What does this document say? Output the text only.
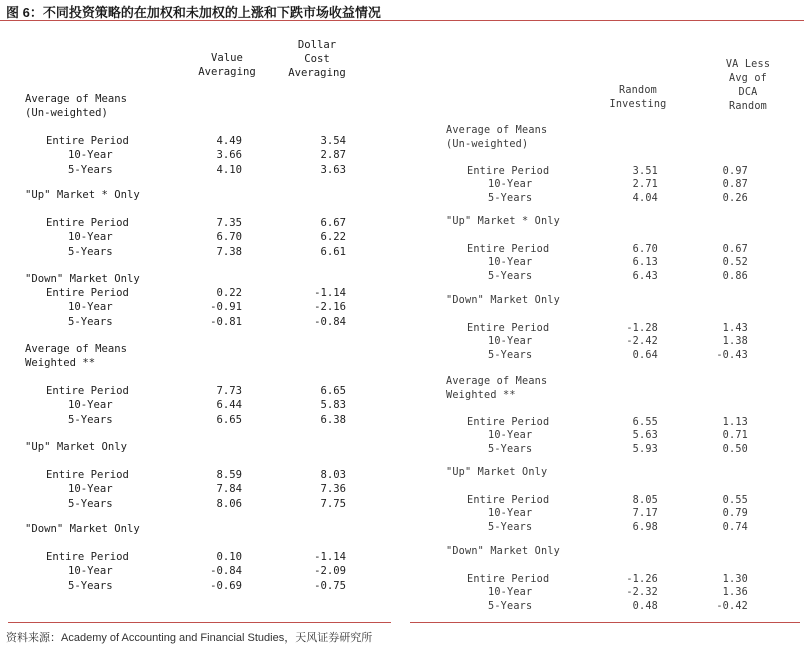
图 6：不同投资策略的在加权和未加权的上涨和下跌市场收益情况
Value
Averaging
Dollar
Cost
Averaging
Average of Means
(Un-weighted)
Entire Period	4.49	3.54
10-Year	3.66	2.87
5-Years	4.10	3.63
"Up" Market * Only
Entire Period	7.35	6.67
10-Year	6.70	6.22
5-Years	7.38	6.61
"Down" Market Only
Entire Period	0.22	-1.14
10-Year	-0.91	-2.16
5-Years	-0.81	-0.84
Average of Means
Weighted **
Entire Period	7.73	6.65
10-Year	6.44	5.83
5-Years	6.65	6.38
"Up" Market Only
Entire Period	8.59	8.03
10-Year	7.84	7.36
5-Years	8.06	7.75
"Down" Market Only
Entire Period	0.10	-1.14
10-Year	-0.84	-2.09
5-Years	-0.69	-0.75
Random
Investing
VA Less
Avg of
DCA
Random
Average of Means
(Un-weighted)
Entire Period	3.51	0.97
10-Year	2.71	0.87
5-Years	4.04	0.26
"Up" Market * Only
Entire Period	6.70	0.67
10-Year	6.13	0.52
5-Years	6.43	0.86
"Down" Market Only
Entire Period	-1.28	1.43
10-Year	-2.42	1.38
5-Years	0.64	-0.43
Average of Means
Weighted **
Entire Period	6.55	1.13
10-Year	5.63	0.71
5-Years	5.93	0.50
"Up" Market Only
Entire Period	8.05	0.55
10-Year	7.17	0.79
5-Years	6.98	0.74
"Down" Market Only
Entire Period	-1.26	1.30
10-Year	-2.32	1.36
5-Years	0.48	-0.42
资料来源：Academy of Accounting and Financial Studies，天风证券研究所
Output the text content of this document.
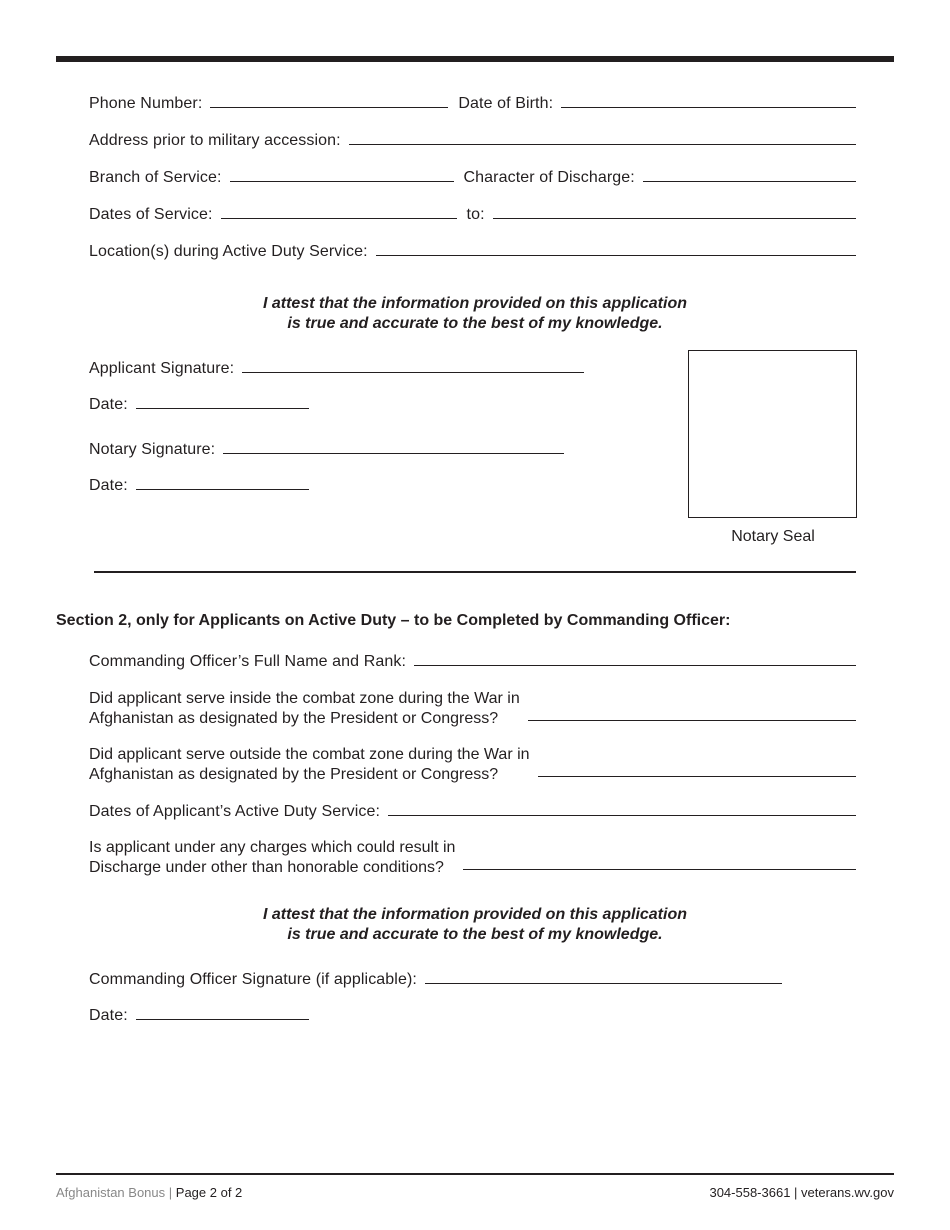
Phone Number:	Date of Birth:
Address prior to military accession:
Branch of Service:	Character of Discharge:
Dates of Service:	to:
Location(s) during Active Duty Service:
I attest that the information provided on this application
is true and accurate to the best of my knowledge.
Applicant Signature:
Date:
Notary Signature:
Date:
Notary Seal
Section 2, only for Applicants on Active Duty – to be Completed by Commanding Officer:
Commanding Officer’s Full Name and Rank:
Did applicant serve inside the combat zone during the War in
Afghanistan as designated by the President or Congress?
Did applicant serve outside the combat zone during the War in
Afghanistan as designated by the President or Congress?
Dates of Applicant’s Active Duty Service:
Is applicant under any charges which could result in
Discharge under other than honorable conditions?
I attest that the information provided on this application
is true and accurate to the best of my knowledge.
Commanding Officer Signature (if applicable):
Date:
Afghanistan Bonus | Page 2 of 2	304-558-3661 | veterans.wv.gov
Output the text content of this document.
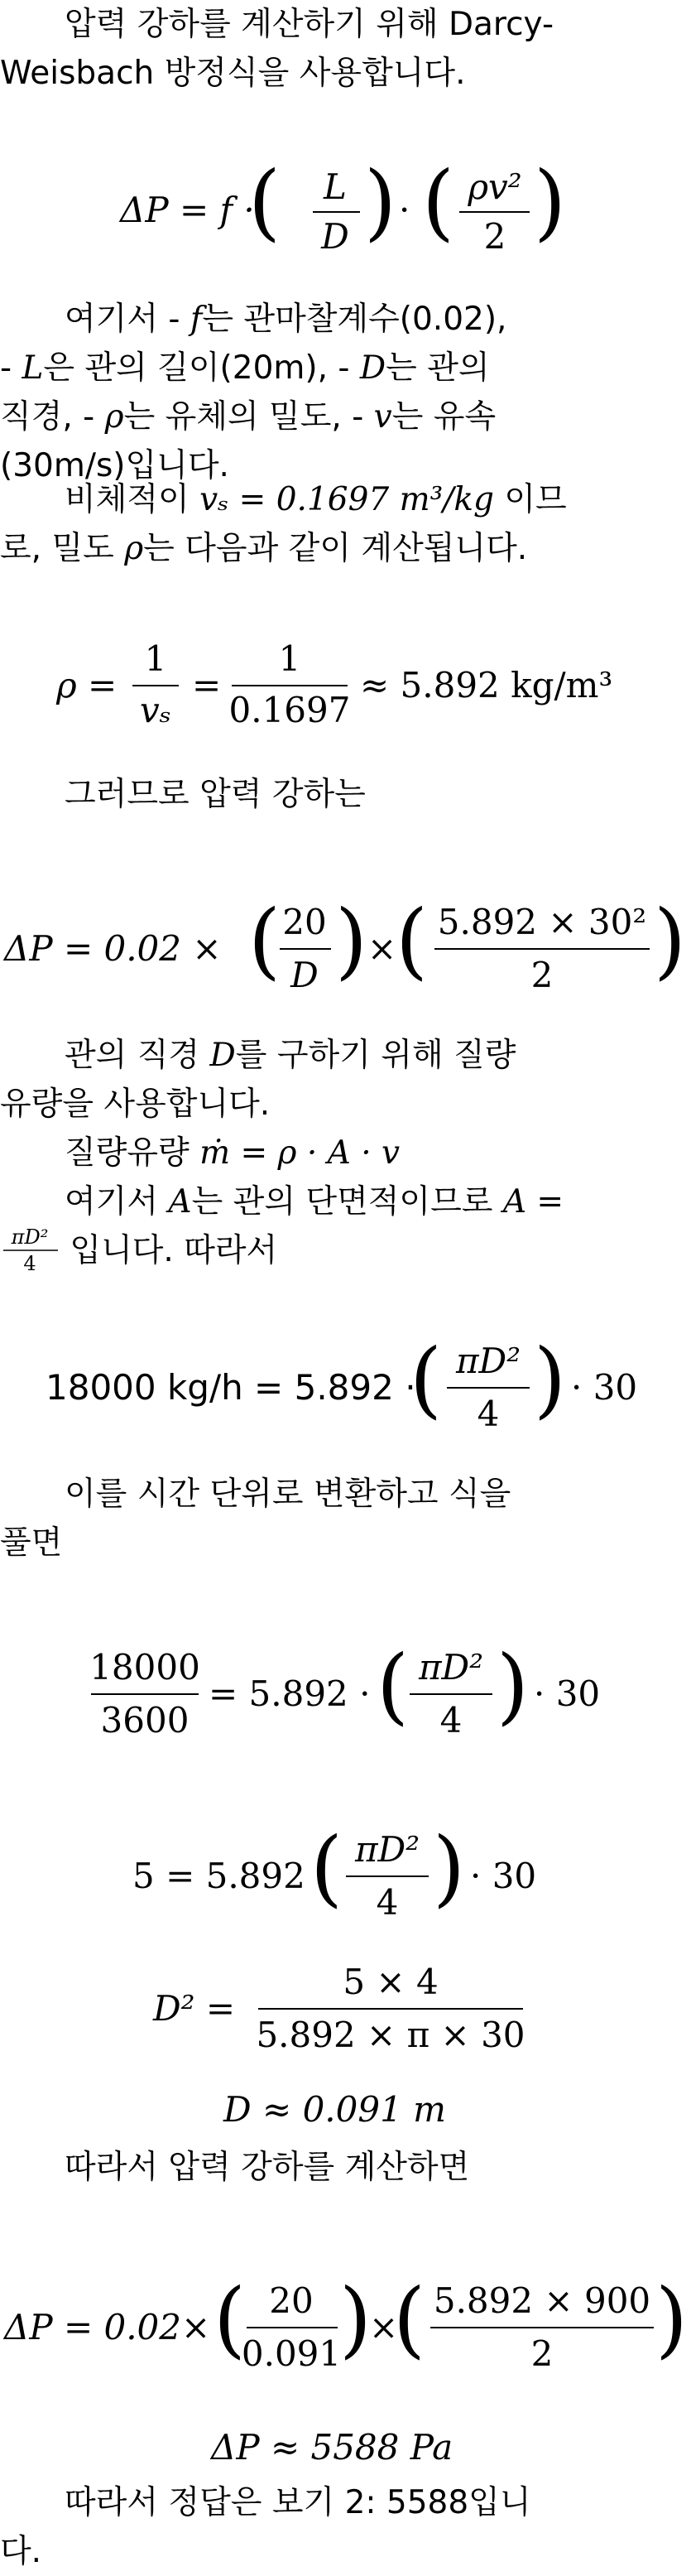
압력 강하를 계산하기 위해 Darcy-
Weisbach 방정식을 사용합니다.
ΔP = f ·
( L
D ) · ( ρv²
2 )
여기서 - f는 관마찰계수(0.02),
- L은 관의 길이(20m), - D는 관의
직경, - ρ는 유체의 밀도, - v는 유속
(30m/s)입니다.
비체적이 vₛ = 0.1697 m³/kg 이므
로, 밀도 ρ는 다음과 같이 계산됩니다.
ρ =
1
vₛ
=
1
0.1697
≈ 5.892 kg/m³
그러므로 압력 강하는
ΔP = 0.02 × ( 20
D ) ×
( 5.892 × 30²
2 )
관의 직경 D를 구하기 위해 질량
유량을 사용합니다.
질량유량 ṁ = ρ · A · v
여기서 A는 관의 단면적이므로 A =
πD²
4 입니다. 따라서
18000 kg/h = 5.892 ·
( πD²
4 ) · 30
이를 시간 단위로 변환하고 식을
풀면
18000
3600
= 5.892 · ( πD²
4 ) · 30
5 = 5.892 ·
( πD²
4 ) · 30
D² =
5 × 4
5.892 × π × 30
D ≈ 0.091 m
따라서 압력 강하를 계산하면
ΔP = 0.02× ( 20
0.091
)
×
( 5.892 × 900
2 )
ΔP ≈ 5588 Pa
따라서 정답은 보기 2: 5588입니
다.
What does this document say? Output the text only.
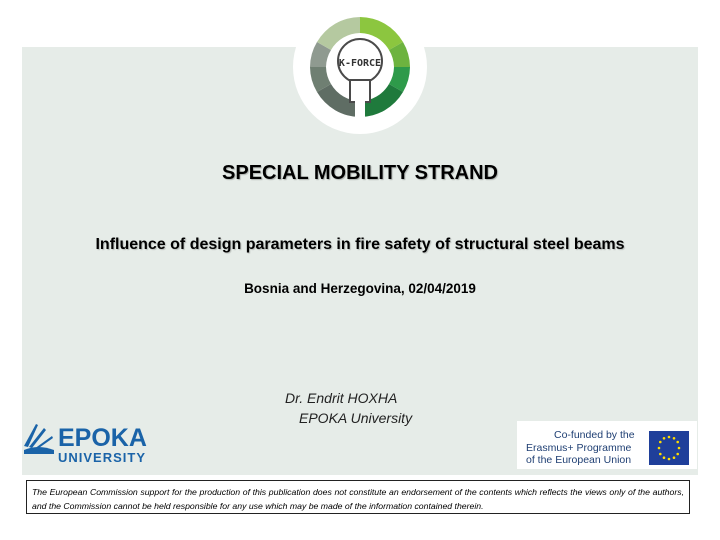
K-FORCE
SPECIAL MOBILITY STRAND
Influence of design parameters in fire safety of structural steel beams
Bosnia and Herzegovina, 02/04/2019
Dr. Endrit HOXHA
EPOKA University
EPOKA
UNIVERSITY
Co-funded by the
Erasmus+ Programme
of the European Union
The European Commission support for the production of this publication does not constitute an endorsement of the contents which reflects the views only of the authors, and the Commission cannot be held responsible for any use which may be made of the information contained therein.
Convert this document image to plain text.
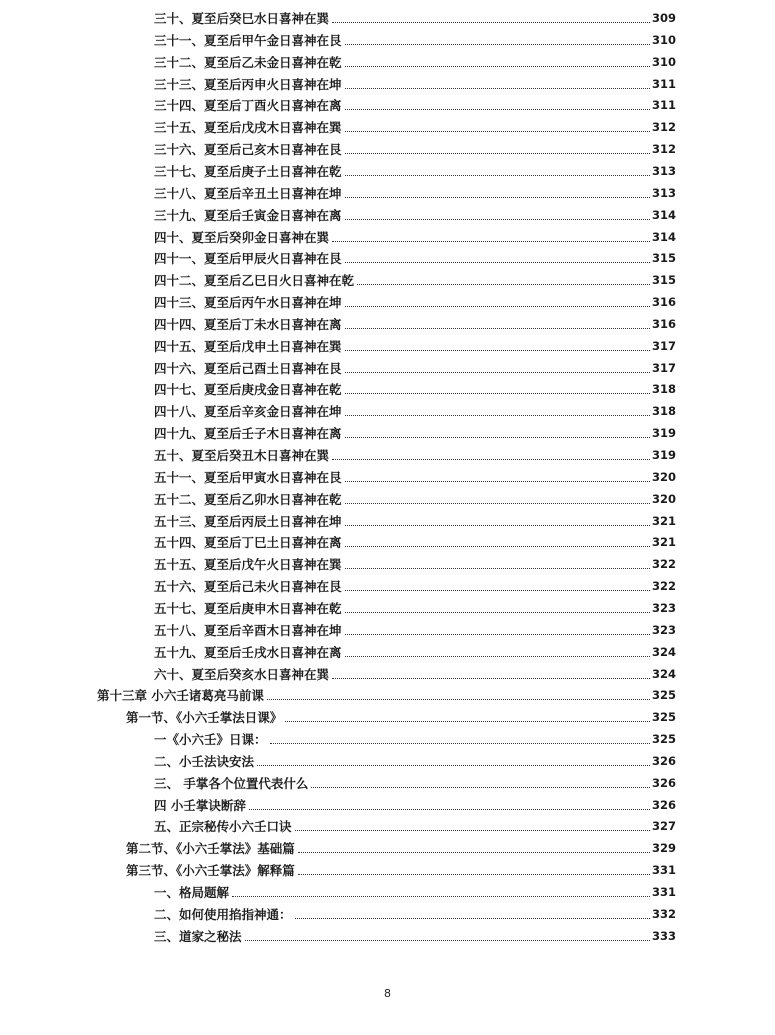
三十、夏至后癸巳水日喜神在巽	309
三十一、夏至后甲午金日喜神在艮	310
三十二、夏至后乙未金日喜神在乾	310
三十三、夏至后丙申火日喜神在坤	311
三十四、夏至后丁酉火日喜神在离	311
三十五、夏至后戊戌木日喜神在巽	312
三十六、夏至后己亥木日喜神在艮	312
三十七、夏至后庚子土日喜神在乾	313
三十八、夏至后辛丑土日喜神在坤	313
三十九、夏至后壬寅金日喜神在离	314
四十、夏至后癸卯金日喜神在巽	314
四十一、夏至后甲辰火日喜神在艮	315
四十二、夏至后乙巳日火日喜神在乾	315
四十三、夏至后丙午水日喜神在坤	316
四十四、夏至后丁未水日喜神在离	316
四十五、夏至后戊申土日喜神在巽	317
四十六、夏至后己酉土日喜神在艮	317
四十七、夏至后庚戌金日喜神在乾	318
四十八、夏至后辛亥金日喜神在坤	318
四十九、夏至后壬子木日喜神在离	319
五十、夏至后癸丑木日喜神在巽	319
五十一、夏至后甲寅水日喜神在艮	320
五十二、夏至后乙卯水日喜神在乾	320
五十三、夏至后丙辰土日喜神在坤	321
五十四、夏至后丁巳土日喜神在离	321
五十五、夏至后戊午火日喜神在巽	322
五十六、夏至后己未火日喜神在艮	322
五十七、夏至后庚申木日喜神在乾	323
五十八、夏至后辛酉木日喜神在坤	323
五十九、夏至后壬戌水日喜神在离	324
六十、夏至后癸亥水日喜神在巽	324
第十三章 小六壬诸葛亮马前课	325
第一节、《小六壬掌法日课》	325
一《小六壬》日课：	325
二、小壬法诀安法	326
三、 手掌各个位置代表什么	326
四 小壬掌诀断辞	326
五、正宗秘传小六壬口诀	327
第二节、《小六壬掌法》基础篇	329
第三节、《小六壬掌法》解释篇	331
一、格局题解	331
二、如何使用掐指神通：	332
三、道家之秘法	333
8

══════════════════════════════

- [Task to complete]: Set every line down exactly as written, leaving each picture out.

- [Result for this exercise]:
What does this document say? Output the text only.
图 6：不同投资策略的在加权和未加权的上涨和下跌市场收益情况
Value
Averaging
Dollar
Cost
Averaging
Average of Means
(Un-weighted)
Entire Period	4.49	3.54
10-Year	3.66	2.87
5-Years	4.10	3.63
"Up" Market * Only
Entire Period	7.35	6.67
10-Year	6.70	6.22
5-Years	7.38	6.61
"Down" Market Only
Entire Period	0.22	-1.14
10-Year	-0.91	-2.16
5-Years	-0.81	-0.84
Average of Means
Weighted **
Entire Period	7.73	6.65
10-Year	6.44	5.83
5-Years	6.65	6.38
"Up" Market Only
Entire Period	8.59	8.03
10-Year	7.84	7.36
5-Years	8.06	7.75
"Down" Market Only
Entire Period	0.10	-1.14
10-Year	-0.84	-2.09
5-Years	-0.69	-0.75
Random
Investing
VA Less
Avg of
DCA
Random
Average of Means
(Un-weighted)
Entire Period	3.51	0.97
10-Year	2.71	0.87
5-Years	4.04	0.26
"Up" Market * Only
Entire Period	6.70	0.67
10-Year	6.13	0.52
5-Years	6.43	0.86
"Down" Market Only
Entire Period	-1.28	1.43
10-Year	-2.42	1.38
5-Years	0.64	-0.43
Average of Means
Weighted **
Entire Period	6.55	1.13
10-Year	5.63	0.71
5-Years	5.93	0.50
"Up" Market Only
Entire Period	8.05	0.55
10-Year	7.17	0.79
5-Years	6.98	0.74
"Down" Market Only
Entire Period	-1.26	1.30
10-Year	-2.32	1.36
5-Years	0.48	-0.42
资料来源：Academy of Accounting and Financial Studies，天风证券研究所
Output the text content of this document.
Phone Number:	Date of Birth:
Address prior to military accession:
Branch of Service:	Character of Discharge:
Dates of Service:	to:
Location(s) during Active Duty Service:
I attest that the information provided on this application
is true and accurate to the best of my knowledge.
Applicant Signature:
Date:
Notary Signature:
Date:
Notary Seal
Section 2, only for Applicants on Active Duty – to be Completed by Commanding Officer:
Commanding Officer’s Full Name and Rank:
Did applicant serve inside the combat zone during the War in
Afghanistan as designated by the President or Congress?
Did applicant serve outside the combat zone during the War in
Afghanistan as designated by the President or Congress?
Dates of Applicant’s Active Duty Service:
Is applicant under any charges which could result in
Discharge under other than honorable conditions?
I attest that the information provided on this application
is true and accurate to the best of my knowledge.
Commanding Officer Signature (if applicable):
Date:
Afghanistan Bonus | Page 2 of 2	304-558-3661 | veterans.wv.gov
Output the text content of this document.
압력 강하를 계산하기 위해 Darcy-
Weisbach 방정식을 사용합니다.
ΔP = f ·
( L
D ) · ( ρv²
2 )
여기서 - f는 관마찰계수(0.02),
- L은 관의 길이(20m), - D는 관의
직경, - ρ는 유체의 밀도, - v는 유속
(30m/s)입니다.
비체적이 vₛ = 0.1697 m³/kg 이므
로, 밀도 ρ는 다음과 같이 계산됩니다.
ρ =
1
vₛ
=
1
0.1697
≈ 5.892 kg/m³
그러므로 압력 강하는
ΔP = 0.02 × ( 20
D ) ×
( 5.892 × 30²
2 )
관의 직경 D를 구하기 위해 질량
유량을 사용합니다.
질량유량 ṁ = ρ · A · v
여기서 A는 관의 단면적이므로 A =
πD²
4 입니다. 따라서
18000 kg/h = 5.892 ·
( πD²
4 ) · 30
이를 시간 단위로 변환하고 식을
풀면
18000
3600
= 5.892 · ( πD²
4 ) · 30
5 = 5.892 ·
( πD²
4 ) · 30
D² =
5 × 4
5.892 × π × 30
D ≈ 0.091 m
따라서 압력 강하를 계산하면
ΔP = 0.02× ( 20
0.091
)
×
( 5.892 × 900
2 )
ΔP ≈ 5588 Pa
따라서 정답은 보기 2: 5588입니
다.
What does this document say? Output the text only.
K-FORCE
SPECIAL MOBILITY STRAND
Influence of design parameters in fire safety of structural steel beams
Bosnia and Herzegovina, 02/04/2019
Dr. Endrit HOXHA
EPOKA University
EPOKA
UNIVERSITY
Co-funded by the
Erasmus+ Programme
of the European Union
The European Commission support for the production of this publication does not constitute an endorsement of the contents which reflects the views only of the authors, and the Commission cannot be held responsible for any use which may be made of the information contained therein.
Convert this document image to plain text.
三十、夏至后癸巳水日喜神在巽	309
三十一、夏至后甲午金日喜神在艮	310
三十二、夏至后乙未金日喜神在乾	310
三十三、夏至后丙申火日喜神在坤	311
三十四、夏至后丁酉火日喜神在离	311
三十五、夏至后戊戌木日喜神在巽	312
三十六、夏至后己亥木日喜神在艮	312
三十七、夏至后庚子土日喜神在乾	313
三十八、夏至后辛丑土日喜神在坤	313
三十九、夏至后壬寅金日喜神在离	314
四十、夏至后癸卯金日喜神在巽	314
四十一、夏至后甲辰火日喜神在艮	315
四十二、夏至后乙巳日火日喜神在乾	315
四十三、夏至后丙午水日喜神在坤	316
四十四、夏至后丁未水日喜神在离	316
四十五、夏至后戊申土日喜神在巽	317
四十六、夏至后己酉土日喜神在艮	317
四十七、夏至后庚戌金日喜神在乾	318
四十八、夏至后辛亥金日喜神在坤	318
四十九、夏至后壬子木日喜神在离	319
五十、夏至后癸丑木日喜神在巽	319
五十一、夏至后甲寅水日喜神在艮	320
五十二、夏至后乙卯水日喜神在乾	320
五十三、夏至后丙辰土日喜神在坤	321
五十四、夏至后丁巳土日喜神在离	321
五十五、夏至后戊午火日喜神在巽	322
五十六、夏至后己未火日喜神在艮	322
五十七、夏至后庚申木日喜神在乾	323
五十八、夏至后辛酉木日喜神在坤	323
五十九、夏至后壬戌水日喜神在离	324
六十、夏至后癸亥水日喜神在巽	324
第十三章 小六壬诸葛亮马前课	325
第一节、《小六壬掌法日课》	325
一《小六壬》日课：	325
二、小壬法诀安法	326
三、 手掌各个位置代表什么	326
四 小壬掌诀断辞	326
五、正宗秘传小六壬口诀	327
第二节、《小六壬掌法》基础篇	329
第三节、《小六壬掌法》解释篇	331
一、格局题解	331
二、如何使用掐指神通：	332
三、道家之秘法	333
8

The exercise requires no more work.